___ Listing ___
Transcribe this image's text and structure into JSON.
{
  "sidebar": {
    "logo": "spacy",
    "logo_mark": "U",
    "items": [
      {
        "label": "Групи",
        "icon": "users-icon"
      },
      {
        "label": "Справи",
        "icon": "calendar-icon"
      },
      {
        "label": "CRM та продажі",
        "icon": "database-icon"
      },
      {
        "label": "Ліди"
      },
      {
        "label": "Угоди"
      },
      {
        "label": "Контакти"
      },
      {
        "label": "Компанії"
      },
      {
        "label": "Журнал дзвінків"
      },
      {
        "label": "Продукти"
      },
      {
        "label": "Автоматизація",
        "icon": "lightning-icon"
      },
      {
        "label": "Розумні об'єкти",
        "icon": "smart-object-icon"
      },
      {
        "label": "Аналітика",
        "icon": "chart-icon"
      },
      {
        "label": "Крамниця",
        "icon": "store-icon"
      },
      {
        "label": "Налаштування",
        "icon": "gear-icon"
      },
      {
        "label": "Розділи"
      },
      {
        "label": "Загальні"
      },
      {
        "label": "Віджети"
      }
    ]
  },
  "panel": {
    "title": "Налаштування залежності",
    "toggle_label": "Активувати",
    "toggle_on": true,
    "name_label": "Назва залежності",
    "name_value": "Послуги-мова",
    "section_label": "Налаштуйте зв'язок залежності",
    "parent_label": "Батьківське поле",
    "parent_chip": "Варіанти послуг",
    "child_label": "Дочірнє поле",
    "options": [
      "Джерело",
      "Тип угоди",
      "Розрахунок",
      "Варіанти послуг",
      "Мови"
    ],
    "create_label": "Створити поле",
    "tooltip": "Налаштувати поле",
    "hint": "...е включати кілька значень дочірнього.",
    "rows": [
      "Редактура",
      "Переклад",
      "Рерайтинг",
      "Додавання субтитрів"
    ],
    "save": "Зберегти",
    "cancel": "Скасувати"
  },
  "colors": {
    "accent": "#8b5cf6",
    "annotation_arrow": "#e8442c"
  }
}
___
What is asked: Return the material exactly as it stands.

Answer in full:
Transcribe this image's text and structure into JSON.
{
  "sidebar": {
    "logo": "spacy",
    "logo_mark": "U",
    "items": [
      {
        "label": "Групи",
        "icon": "users-icon"
      },
      {
        "label": "Справи",
        "icon": "calendar-icon"
      },
      {
        "label": "CRM та продажі",
        "icon": "database-icon"
      },
      {
        "label": "Ліди"
      },
      {
        "label": "Угоди"
      },
      {
        "label": "Контакти"
      },
      {
        "label": "Компанії"
      },
      {
        "label": "Журнал дзвінків"
      },
      {
        "label": "Продукти"
      },
      {
        "label": "Автоматизація",
        "icon": "lightning-icon"
      },
      {
        "label": "Розумні об'єкти",
        "icon": "smart-object-icon"
      },
      {
        "label": "Аналітика",
        "icon": "chart-icon"
      },
      {
        "label": "Крамниця",
        "icon": "store-icon"
      },
      {
        "label": "Налаштування",
        "icon": "gear-icon"
      },
      {
        "label": "Розділи"
      },
      {
        "label": "Загальні"
      },
      {
        "label": "Віджети"
      }
    ]
  },
  "panel": {
    "title": "Налаштування залежності",
    "toggle_label": "Активувати",
    "toggle_on": true,
    "name_label": "Назва залежності",
    "name_value": "Послуги-мова",
    "section_label": "Налаштуйте зв'язок залежності",
    "parent_label": "Батьківське поле",
    "parent_chip": "Варіанти послуг",
    "child_label": "Дочірнє поле",
    "options": [
      "Джерело",
      "Тип угоди",
      "Розрахунок",
      "Варіанти послуг",
      "Мови"
    ],
    "create_label": "Створити поле",
    "tooltip": "Налаштувати поле",
    "hint": "...е включати кілька значень дочірнього.",
    "rows": [
      "Редактура",
      "Переклад",
      "Рерайтинг",
      "Додавання субтитрів"
    ],
    "save": "Зберегти",
    "cancel": "Скасувати"
  },
  "colors": {
    "accent": "#8b5cf6",
    "annotation_arrow": "#e8442c"
  }
}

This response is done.